**GIVEN PROBLEM**.
Filter the data for lines with the word "ajouter", then copy every line so identified.

**RECORDS FOR PROCESSING**.
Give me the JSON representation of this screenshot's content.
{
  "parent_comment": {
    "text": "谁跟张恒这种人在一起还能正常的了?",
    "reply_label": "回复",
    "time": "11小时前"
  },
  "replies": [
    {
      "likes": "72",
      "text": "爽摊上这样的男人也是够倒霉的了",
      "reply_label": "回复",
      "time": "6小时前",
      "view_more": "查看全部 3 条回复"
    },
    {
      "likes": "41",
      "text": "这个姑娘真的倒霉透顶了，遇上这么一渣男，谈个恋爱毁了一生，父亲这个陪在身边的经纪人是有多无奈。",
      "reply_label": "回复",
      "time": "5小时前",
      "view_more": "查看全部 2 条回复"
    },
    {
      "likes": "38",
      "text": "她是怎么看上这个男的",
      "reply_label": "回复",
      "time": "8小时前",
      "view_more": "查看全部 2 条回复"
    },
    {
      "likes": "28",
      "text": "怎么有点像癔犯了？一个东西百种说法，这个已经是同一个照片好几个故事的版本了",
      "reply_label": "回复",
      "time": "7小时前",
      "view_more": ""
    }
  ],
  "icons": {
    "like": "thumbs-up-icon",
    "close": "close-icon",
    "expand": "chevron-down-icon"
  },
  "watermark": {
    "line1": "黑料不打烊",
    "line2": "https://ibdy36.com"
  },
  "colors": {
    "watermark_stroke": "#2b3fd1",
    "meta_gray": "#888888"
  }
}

* * *

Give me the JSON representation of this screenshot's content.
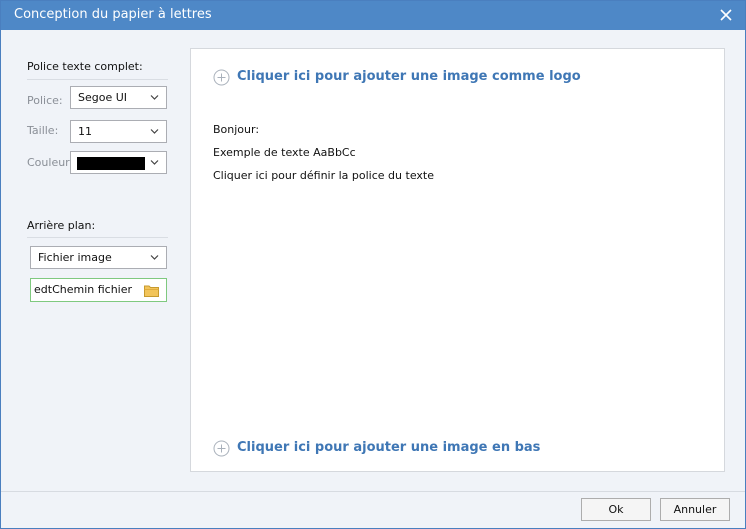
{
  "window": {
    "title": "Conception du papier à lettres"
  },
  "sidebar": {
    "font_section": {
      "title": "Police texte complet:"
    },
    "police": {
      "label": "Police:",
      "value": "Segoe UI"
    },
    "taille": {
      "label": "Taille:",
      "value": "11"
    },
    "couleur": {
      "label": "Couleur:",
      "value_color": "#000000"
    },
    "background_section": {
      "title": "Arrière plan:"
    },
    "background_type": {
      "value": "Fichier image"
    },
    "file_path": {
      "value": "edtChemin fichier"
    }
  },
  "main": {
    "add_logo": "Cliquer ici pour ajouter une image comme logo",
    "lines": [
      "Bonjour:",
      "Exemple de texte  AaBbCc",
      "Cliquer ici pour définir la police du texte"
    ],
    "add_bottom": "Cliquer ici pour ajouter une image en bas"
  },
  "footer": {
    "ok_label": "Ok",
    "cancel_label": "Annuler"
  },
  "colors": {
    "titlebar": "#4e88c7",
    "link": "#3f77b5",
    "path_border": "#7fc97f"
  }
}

**TASK RESPONSE**.
    "add_logo": "Cliquer ici pour ajouter une image comme logo",
    "add_bottom": "Cliquer ici pour ajouter une image en bas"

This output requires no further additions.